Given exercise - Search the material below for the word "prediabetes". Copy every line that has it.

[Figure record listings]

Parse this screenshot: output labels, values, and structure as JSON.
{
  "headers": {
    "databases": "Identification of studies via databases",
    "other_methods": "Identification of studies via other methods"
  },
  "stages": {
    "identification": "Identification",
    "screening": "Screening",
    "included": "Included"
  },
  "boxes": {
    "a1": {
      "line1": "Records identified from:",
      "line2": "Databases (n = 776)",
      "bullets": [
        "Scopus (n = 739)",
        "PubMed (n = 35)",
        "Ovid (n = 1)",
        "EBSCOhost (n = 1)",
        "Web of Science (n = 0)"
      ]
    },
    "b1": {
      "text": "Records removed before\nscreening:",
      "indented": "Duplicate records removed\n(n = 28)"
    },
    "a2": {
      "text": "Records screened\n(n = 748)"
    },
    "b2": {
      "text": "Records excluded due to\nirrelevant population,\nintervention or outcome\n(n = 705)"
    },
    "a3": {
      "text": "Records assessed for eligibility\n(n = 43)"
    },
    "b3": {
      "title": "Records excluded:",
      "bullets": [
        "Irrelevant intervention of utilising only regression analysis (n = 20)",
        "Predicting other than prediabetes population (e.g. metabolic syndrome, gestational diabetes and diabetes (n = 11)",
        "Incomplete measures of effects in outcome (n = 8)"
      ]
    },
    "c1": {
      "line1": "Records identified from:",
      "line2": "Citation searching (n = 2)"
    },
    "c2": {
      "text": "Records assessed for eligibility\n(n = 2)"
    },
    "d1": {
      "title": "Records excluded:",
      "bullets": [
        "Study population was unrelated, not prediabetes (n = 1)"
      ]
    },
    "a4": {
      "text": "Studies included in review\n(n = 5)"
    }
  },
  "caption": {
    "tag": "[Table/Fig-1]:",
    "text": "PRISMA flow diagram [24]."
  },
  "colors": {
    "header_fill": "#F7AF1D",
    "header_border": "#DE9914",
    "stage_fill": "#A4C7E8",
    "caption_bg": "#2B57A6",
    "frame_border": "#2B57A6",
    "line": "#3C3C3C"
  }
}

Complete answer -
        "Predicting other than prediabetes population (e.g. metabolic syndrome, gestational diabetes and diabetes (n = 11)",
        "Study population was unrelated, not prediabetes (n = 1)"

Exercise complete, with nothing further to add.